• WHAT TO DO:
Every record must appear in your copy exactly as written, with no pictures.

:::::

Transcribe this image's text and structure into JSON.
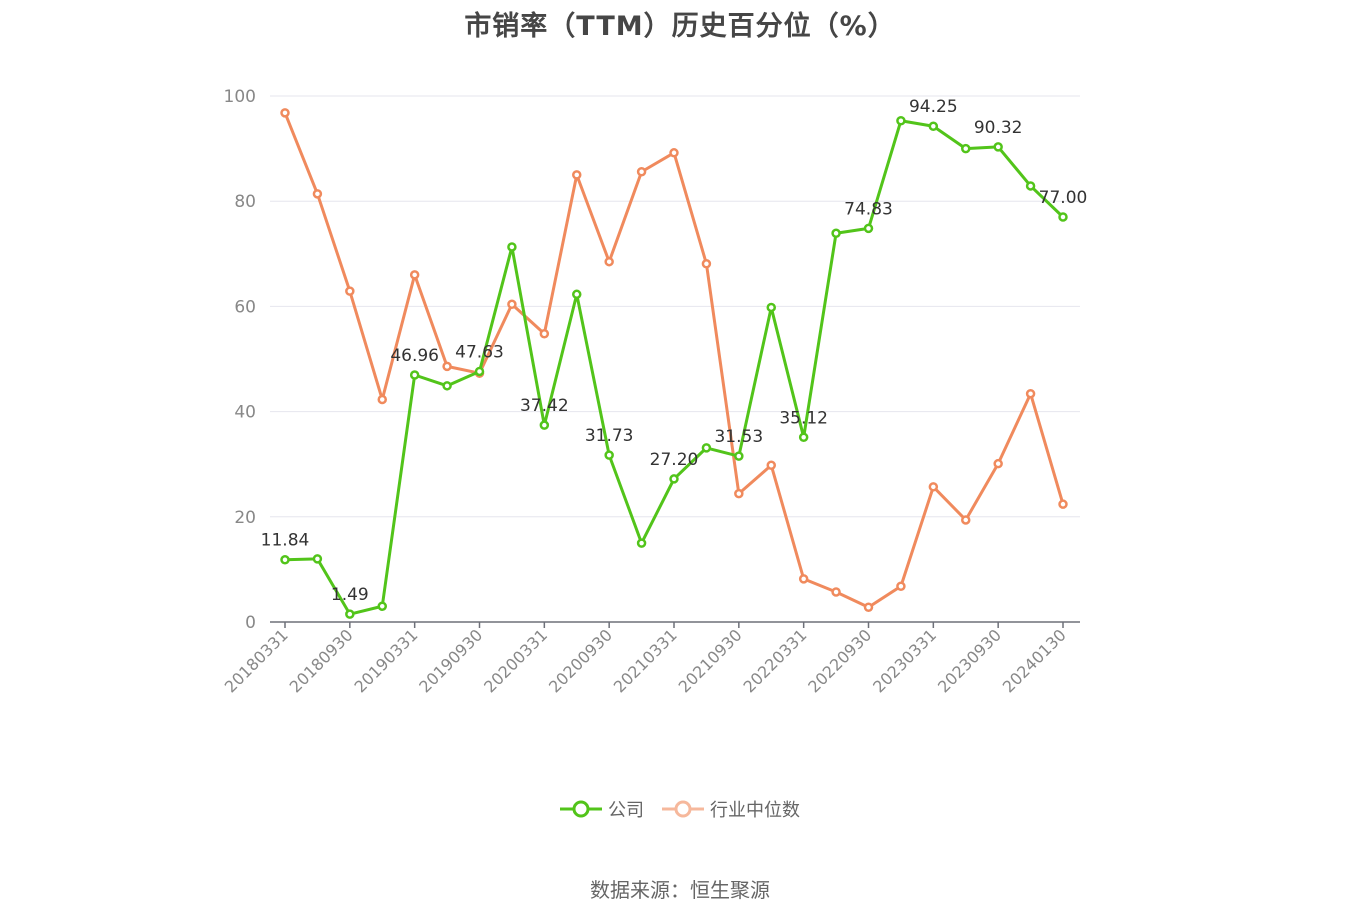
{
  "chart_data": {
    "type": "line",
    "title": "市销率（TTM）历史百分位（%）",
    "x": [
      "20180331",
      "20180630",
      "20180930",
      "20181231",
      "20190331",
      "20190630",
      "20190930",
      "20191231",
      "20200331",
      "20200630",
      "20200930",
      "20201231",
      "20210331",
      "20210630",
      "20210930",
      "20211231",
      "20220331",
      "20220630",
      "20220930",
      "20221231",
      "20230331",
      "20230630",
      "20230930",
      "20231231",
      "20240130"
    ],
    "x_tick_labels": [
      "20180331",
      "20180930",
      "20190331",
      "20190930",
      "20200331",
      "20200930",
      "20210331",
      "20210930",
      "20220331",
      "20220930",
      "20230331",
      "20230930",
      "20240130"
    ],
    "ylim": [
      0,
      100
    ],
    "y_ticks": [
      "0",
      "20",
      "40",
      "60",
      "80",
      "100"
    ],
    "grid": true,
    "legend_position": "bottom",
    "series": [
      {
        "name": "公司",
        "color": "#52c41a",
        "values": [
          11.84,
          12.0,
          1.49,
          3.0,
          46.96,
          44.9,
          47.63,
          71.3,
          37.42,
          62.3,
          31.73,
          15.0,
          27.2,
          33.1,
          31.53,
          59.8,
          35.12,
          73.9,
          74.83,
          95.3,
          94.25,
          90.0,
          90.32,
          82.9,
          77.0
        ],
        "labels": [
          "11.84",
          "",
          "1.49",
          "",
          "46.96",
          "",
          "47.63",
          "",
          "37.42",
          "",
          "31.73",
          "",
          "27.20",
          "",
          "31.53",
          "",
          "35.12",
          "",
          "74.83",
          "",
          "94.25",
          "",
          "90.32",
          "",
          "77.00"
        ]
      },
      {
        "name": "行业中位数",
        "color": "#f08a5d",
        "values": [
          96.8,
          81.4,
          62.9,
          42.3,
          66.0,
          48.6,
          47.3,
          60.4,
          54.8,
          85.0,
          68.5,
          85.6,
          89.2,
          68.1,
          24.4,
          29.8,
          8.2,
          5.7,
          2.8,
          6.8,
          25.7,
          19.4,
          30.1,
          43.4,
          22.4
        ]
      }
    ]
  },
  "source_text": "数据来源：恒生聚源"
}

:::::

• ANSWER TO THIS EXERCISE:
Transcribe this image's text and structure into JSON.
{
  "chart_data": {
    "type": "line",
    "title": "市销率（TTM）历史百分位（%）",
    "x": [
      "20180331",
      "20180630",
      "20180930",
      "20181231",
      "20190331",
      "20190630",
      "20190930",
      "20191231",
      "20200331",
      "20200630",
      "20200930",
      "20201231",
      "20210331",
      "20210630",
      "20210930",
      "20211231",
      "20220331",
      "20220630",
      "20220930",
      "20221231",
      "20230331",
      "20230630",
      "20230930",
      "20231231",
      "20240130"
    ],
    "x_tick_labels": [
      "20180331",
      "20180930",
      "20190331",
      "20190930",
      "20200331",
      "20200930",
      "20210331",
      "20210930",
      "20220331",
      "20220930",
      "20230331",
      "20230930",
      "20240130"
    ],
    "ylim": [
      0,
      100
    ],
    "y_ticks": [
      "0",
      "20",
      "40",
      "60",
      "80",
      "100"
    ],
    "grid": true,
    "legend_position": "bottom",
    "series": [
      {
        "name": "公司",
        "color": "#52c41a",
        "values": [
          11.84,
          12.0,
          1.49,
          3.0,
          46.96,
          44.9,
          47.63,
          71.3,
          37.42,
          62.3,
          31.73,
          15.0,
          27.2,
          33.1,
          31.53,
          59.8,
          35.12,
          73.9,
          74.83,
          95.3,
          94.25,
          90.0,
          90.32,
          82.9,
          77.0
        ],
        "labels": [
          "11.84",
          "",
          "1.49",
          "",
          "46.96",
          "",
          "47.63",
          "",
          "37.42",
          "",
          "31.73",
          "",
          "27.20",
          "",
          "31.53",
          "",
          "35.12",
          "",
          "74.83",
          "",
          "94.25",
          "",
          "90.32",
          "",
          "77.00"
        ]
      },
      {
        "name": "行业中位数",
        "color": "#f08a5d",
        "values": [
          96.8,
          81.4,
          62.9,
          42.3,
          66.0,
          48.6,
          47.3,
          60.4,
          54.8,
          85.0,
          68.5,
          85.6,
          89.2,
          68.1,
          24.4,
          29.8,
          8.2,
          5.7,
          2.8,
          6.8,
          25.7,
          19.4,
          30.1,
          43.4,
          22.4
        ]
      }
    ]
  },
  "source_text": "数据来源：恒生聚源"
}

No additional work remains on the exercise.